(Stored data):

··········

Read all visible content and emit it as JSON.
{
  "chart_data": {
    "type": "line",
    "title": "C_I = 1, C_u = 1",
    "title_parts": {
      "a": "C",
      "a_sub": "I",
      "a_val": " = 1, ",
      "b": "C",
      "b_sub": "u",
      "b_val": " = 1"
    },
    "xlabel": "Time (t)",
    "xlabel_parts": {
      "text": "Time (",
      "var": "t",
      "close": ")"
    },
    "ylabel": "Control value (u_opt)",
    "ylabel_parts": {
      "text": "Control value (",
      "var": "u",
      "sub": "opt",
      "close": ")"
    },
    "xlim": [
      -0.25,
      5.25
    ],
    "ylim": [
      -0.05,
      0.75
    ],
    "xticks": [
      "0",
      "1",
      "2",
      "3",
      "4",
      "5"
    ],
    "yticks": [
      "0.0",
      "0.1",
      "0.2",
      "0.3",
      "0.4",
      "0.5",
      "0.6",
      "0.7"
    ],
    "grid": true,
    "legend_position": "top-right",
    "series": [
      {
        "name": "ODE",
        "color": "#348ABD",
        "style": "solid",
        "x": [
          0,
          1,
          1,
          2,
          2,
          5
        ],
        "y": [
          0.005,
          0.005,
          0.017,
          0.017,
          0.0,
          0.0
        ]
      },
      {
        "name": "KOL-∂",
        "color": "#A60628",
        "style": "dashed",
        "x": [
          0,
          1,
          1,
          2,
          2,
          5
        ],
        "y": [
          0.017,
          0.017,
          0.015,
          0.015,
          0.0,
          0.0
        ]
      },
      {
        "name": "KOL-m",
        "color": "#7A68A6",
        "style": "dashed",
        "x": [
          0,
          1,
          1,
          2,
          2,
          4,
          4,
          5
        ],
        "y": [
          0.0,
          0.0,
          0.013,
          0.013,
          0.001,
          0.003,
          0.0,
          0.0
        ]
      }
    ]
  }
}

··········

(What you are asked to do): Restate every record exactly, leaving nothing out.

(Exercise result):
Read all visible content and emit it as JSON.
{
  "chart_data": {
    "type": "line",
    "title": "C_I = 1, C_u = 1",
    "title_parts": {
      "a": "C",
      "a_sub": "I",
      "a_val": " = 1, ",
      "b": "C",
      "b_sub": "u",
      "b_val": " = 1"
    },
    "xlabel": "Time (t)",
    "xlabel_parts": {
      "text": "Time (",
      "var": "t",
      "close": ")"
    },
    "ylabel": "Control value (u_opt)",
    "ylabel_parts": {
      "text": "Control value (",
      "var": "u",
      "sub": "opt",
      "close": ")"
    },
    "xlim": [
      -0.25,
      5.25
    ],
    "ylim": [
      -0.05,
      0.75
    ],
    "xticks": [
      "0",
      "1",
      "2",
      "3",
      "4",
      "5"
    ],
    "yticks": [
      "0.0",
      "0.1",
      "0.2",
      "0.3",
      "0.4",
      "0.5",
      "0.6",
      "0.7"
    ],
    "grid": true,
    "legend_position": "top-right",
    "series": [
      {
        "name": "ODE",
        "color": "#348ABD",
        "style": "solid",
        "x": [
          0,
          1,
          1,
          2,
          2,
          5
        ],
        "y": [
          0.005,
          0.005,
          0.017,
          0.017,
          0.0,
          0.0
        ]
      },
      {
        "name": "KOL-∂",
        "color": "#A60628",
        "style": "dashed",
        "x": [
          0,
          1,
          1,
          2,
          2,
          5
        ],
        "y": [
          0.017,
          0.017,
          0.015,
          0.015,
          0.0,
          0.0
        ]
      },
      {
        "name": "KOL-m",
        "color": "#7A68A6",
        "style": "dashed",
        "x": [
          0,
          1,
          1,
          2,
          2,
          4,
          4,
          5
        ],
        "y": [
          0.0,
          0.0,
          0.013,
          0.013,
          0.001,
          0.003,
          0.0,
          0.0
        ]
      }
    ]
  }
}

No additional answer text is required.